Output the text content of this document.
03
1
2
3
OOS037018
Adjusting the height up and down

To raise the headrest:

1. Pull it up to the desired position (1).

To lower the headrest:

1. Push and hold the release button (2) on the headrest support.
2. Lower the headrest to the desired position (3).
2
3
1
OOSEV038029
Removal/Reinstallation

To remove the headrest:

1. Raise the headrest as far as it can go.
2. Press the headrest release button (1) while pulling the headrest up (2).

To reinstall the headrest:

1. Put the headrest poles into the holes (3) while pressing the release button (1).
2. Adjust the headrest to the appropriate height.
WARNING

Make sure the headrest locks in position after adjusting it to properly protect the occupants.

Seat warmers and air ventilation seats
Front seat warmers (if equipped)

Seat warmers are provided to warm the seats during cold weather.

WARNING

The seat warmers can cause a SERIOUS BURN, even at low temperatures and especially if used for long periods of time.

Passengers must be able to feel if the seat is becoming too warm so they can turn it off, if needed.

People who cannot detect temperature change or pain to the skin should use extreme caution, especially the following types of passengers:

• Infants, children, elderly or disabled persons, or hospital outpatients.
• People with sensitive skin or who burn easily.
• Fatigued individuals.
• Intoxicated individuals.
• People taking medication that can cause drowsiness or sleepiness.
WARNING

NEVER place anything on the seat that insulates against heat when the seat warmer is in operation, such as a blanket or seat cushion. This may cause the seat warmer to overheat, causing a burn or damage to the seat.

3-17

==

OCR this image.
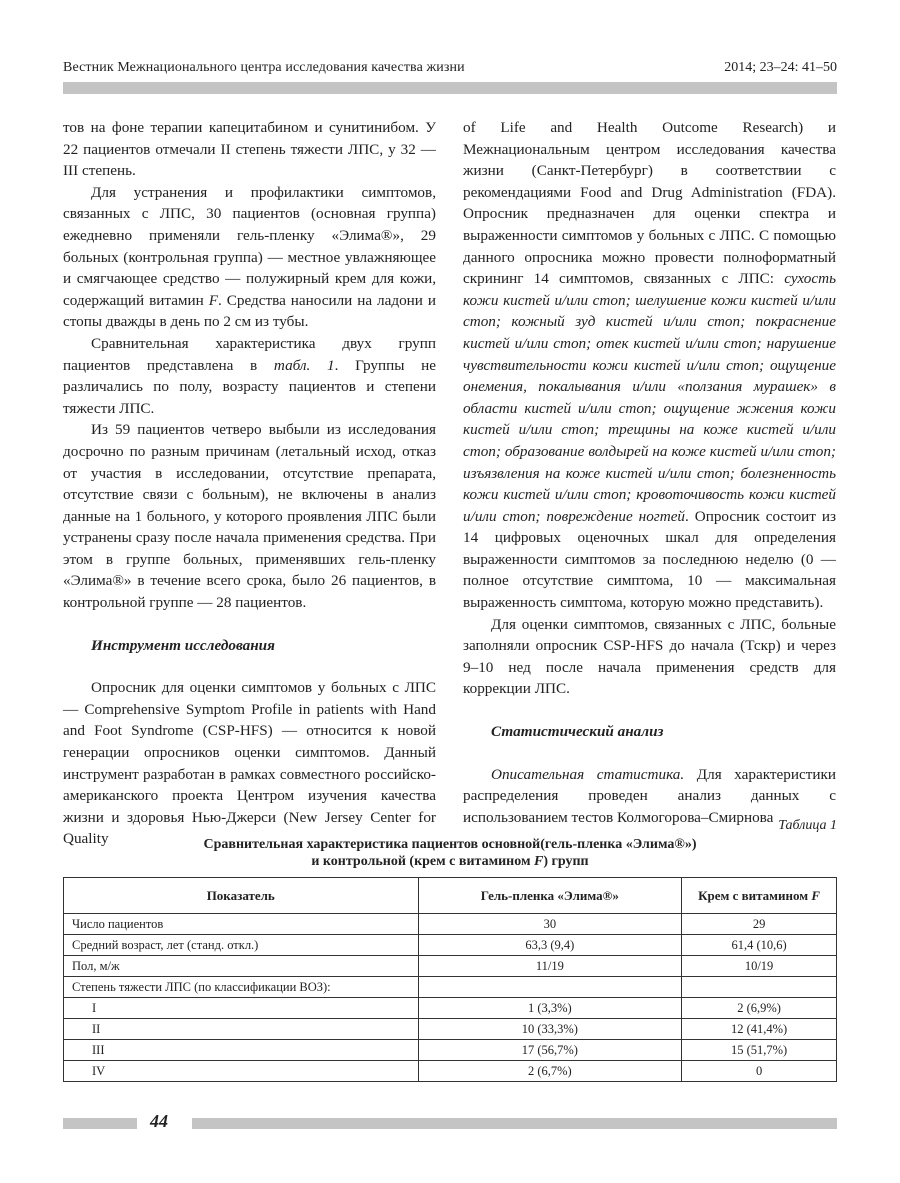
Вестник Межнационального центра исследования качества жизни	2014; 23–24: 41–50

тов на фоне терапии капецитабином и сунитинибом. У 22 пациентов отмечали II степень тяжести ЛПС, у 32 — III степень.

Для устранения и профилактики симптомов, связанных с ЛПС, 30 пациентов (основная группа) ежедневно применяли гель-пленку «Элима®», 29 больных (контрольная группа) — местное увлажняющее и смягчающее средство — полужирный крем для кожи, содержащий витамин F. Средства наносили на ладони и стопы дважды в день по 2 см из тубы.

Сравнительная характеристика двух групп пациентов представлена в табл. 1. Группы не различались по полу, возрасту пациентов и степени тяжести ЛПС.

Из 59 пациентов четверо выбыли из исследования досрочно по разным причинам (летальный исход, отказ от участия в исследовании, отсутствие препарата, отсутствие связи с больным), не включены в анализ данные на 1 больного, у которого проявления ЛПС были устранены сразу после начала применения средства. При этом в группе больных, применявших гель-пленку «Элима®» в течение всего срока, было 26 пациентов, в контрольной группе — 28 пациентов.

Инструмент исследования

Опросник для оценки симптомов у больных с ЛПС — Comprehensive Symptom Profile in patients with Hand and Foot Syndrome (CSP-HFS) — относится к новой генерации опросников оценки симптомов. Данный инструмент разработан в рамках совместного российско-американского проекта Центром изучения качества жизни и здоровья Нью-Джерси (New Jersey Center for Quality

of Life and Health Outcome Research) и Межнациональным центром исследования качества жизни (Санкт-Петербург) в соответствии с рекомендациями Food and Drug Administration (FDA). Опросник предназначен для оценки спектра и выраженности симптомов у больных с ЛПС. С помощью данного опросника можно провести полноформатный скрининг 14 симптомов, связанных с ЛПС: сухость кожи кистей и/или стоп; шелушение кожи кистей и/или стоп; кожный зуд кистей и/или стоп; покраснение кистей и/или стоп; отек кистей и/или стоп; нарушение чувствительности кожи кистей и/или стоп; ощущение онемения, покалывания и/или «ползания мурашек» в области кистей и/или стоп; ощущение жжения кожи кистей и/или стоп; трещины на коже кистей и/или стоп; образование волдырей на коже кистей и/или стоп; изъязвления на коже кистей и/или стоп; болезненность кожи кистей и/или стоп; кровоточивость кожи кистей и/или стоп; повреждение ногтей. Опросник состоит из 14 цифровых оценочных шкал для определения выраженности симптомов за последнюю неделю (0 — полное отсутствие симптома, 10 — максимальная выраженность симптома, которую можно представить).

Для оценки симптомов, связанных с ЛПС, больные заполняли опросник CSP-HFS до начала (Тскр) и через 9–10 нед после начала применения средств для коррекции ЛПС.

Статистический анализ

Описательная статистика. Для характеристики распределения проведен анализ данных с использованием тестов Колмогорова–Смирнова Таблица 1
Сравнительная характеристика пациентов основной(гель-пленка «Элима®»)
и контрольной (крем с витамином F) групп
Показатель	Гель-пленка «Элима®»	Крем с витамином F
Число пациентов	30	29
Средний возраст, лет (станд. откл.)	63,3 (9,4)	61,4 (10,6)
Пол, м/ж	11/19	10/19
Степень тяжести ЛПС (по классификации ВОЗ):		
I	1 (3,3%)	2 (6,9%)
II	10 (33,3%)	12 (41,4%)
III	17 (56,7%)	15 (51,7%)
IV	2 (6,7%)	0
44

### PROBLEM DETAILS
Go through the entries and return each line where the word "desired" appears.

### SOLUTION TO THE PROBLEM
1. Pull it up to the desired position (1).
2. Lower the headrest to the desired position (3).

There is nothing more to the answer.